WHAT NEEDS TO BE DONE
In the entries that follow, how many lines contain "Industry"? Answer with the number only.
--------------------
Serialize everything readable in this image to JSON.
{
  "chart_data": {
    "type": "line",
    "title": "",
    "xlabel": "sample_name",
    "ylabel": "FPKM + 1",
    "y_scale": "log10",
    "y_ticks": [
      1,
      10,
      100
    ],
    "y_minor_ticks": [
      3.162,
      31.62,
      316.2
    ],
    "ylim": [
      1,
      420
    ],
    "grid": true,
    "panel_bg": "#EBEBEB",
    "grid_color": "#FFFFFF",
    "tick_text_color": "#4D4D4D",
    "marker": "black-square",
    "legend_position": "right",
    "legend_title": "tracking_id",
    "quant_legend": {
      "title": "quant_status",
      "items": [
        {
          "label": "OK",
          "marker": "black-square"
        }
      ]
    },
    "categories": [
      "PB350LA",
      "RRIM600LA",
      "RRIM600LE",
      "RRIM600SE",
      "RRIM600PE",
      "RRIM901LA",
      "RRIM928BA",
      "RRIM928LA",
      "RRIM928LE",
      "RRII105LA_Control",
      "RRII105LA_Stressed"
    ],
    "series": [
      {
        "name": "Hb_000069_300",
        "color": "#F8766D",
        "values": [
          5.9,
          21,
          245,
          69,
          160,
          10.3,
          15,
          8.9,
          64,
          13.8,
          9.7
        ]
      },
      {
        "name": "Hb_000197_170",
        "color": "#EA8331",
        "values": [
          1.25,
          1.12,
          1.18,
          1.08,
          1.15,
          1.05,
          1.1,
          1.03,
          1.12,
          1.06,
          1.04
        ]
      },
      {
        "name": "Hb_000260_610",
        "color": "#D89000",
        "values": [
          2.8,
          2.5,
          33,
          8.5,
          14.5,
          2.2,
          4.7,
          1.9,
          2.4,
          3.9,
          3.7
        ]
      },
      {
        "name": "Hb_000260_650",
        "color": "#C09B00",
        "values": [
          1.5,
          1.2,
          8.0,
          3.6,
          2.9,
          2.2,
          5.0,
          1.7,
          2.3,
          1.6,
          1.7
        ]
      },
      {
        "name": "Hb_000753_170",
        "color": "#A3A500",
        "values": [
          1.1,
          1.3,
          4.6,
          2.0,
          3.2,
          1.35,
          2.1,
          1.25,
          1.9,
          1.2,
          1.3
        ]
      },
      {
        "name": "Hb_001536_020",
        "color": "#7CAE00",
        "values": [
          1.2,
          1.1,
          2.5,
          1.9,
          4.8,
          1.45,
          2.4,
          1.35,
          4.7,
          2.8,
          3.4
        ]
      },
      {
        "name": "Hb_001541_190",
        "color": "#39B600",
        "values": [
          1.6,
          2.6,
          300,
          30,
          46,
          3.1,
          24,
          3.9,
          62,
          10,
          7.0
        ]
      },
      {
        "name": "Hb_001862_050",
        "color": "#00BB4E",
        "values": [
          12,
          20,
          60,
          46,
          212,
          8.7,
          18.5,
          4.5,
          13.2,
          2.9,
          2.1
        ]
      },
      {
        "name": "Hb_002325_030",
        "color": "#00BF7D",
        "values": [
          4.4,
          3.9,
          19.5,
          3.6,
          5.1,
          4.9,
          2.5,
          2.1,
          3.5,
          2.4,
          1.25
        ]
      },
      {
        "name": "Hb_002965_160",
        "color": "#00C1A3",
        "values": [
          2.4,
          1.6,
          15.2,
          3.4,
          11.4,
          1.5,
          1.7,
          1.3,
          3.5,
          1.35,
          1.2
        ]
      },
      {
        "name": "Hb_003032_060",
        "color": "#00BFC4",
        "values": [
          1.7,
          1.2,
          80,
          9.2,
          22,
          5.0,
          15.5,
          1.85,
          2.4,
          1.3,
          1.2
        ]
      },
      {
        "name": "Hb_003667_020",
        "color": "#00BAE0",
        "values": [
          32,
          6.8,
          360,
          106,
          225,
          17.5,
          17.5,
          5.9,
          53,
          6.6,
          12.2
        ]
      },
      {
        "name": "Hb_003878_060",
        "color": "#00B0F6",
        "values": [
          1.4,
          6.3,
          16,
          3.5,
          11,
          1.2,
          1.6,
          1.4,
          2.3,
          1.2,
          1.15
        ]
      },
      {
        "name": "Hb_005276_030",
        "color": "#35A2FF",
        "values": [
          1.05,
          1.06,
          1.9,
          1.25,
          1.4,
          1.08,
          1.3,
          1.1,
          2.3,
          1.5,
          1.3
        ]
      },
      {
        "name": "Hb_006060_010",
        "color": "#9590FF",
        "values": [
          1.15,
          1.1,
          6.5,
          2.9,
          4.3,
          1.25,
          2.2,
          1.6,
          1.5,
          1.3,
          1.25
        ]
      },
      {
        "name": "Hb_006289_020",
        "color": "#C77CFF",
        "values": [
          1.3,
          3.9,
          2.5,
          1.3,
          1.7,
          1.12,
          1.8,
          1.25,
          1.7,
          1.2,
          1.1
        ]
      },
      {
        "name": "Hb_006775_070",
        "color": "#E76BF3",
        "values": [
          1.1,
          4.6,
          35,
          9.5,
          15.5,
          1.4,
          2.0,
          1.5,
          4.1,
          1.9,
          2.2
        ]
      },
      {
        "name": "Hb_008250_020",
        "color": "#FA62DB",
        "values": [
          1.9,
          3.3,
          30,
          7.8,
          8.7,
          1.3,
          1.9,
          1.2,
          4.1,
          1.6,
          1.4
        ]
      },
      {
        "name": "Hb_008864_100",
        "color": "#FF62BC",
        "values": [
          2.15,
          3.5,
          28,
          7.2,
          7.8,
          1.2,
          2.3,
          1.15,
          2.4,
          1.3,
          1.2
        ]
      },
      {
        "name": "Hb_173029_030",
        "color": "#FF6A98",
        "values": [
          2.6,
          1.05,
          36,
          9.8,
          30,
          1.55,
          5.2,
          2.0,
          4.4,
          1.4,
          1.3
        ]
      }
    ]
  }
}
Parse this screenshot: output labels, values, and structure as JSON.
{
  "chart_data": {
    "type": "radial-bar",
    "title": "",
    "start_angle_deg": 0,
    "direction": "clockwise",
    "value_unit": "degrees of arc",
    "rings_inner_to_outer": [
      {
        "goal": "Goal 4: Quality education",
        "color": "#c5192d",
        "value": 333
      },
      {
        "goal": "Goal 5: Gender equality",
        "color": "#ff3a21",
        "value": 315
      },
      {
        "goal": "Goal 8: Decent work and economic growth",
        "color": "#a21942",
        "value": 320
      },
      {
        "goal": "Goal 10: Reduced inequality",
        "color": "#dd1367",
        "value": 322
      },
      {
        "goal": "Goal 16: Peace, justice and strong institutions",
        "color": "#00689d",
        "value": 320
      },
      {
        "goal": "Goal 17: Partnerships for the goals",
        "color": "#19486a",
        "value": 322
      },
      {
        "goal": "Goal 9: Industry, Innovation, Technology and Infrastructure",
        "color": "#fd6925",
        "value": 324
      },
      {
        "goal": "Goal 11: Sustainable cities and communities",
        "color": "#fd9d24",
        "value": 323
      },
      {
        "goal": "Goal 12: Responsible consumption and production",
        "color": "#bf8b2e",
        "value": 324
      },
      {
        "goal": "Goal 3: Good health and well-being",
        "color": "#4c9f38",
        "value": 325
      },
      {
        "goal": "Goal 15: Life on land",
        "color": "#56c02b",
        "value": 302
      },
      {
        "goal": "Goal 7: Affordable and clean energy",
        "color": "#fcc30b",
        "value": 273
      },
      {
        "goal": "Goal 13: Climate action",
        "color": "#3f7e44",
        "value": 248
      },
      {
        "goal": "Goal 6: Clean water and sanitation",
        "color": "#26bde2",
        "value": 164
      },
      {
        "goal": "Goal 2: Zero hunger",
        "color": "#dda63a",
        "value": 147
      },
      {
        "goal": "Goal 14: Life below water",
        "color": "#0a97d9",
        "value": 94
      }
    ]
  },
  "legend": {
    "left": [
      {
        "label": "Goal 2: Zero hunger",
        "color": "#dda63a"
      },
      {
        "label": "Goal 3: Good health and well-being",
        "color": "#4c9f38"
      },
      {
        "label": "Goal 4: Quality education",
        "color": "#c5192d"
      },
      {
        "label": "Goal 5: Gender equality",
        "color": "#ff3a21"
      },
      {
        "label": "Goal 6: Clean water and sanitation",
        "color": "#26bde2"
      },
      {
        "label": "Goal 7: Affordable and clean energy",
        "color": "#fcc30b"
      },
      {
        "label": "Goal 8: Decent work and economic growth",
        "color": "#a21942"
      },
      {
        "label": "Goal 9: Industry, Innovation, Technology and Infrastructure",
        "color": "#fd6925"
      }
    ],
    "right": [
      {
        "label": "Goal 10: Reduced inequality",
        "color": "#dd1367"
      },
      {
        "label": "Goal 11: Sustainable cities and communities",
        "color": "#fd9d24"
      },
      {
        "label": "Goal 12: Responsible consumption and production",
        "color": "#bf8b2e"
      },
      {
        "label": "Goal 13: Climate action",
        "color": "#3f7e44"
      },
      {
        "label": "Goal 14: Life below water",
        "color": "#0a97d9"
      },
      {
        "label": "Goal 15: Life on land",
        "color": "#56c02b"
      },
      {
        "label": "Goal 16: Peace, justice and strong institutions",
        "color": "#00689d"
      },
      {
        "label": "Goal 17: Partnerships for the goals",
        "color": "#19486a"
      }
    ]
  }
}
--------------------
EXERCISE ANSWER
2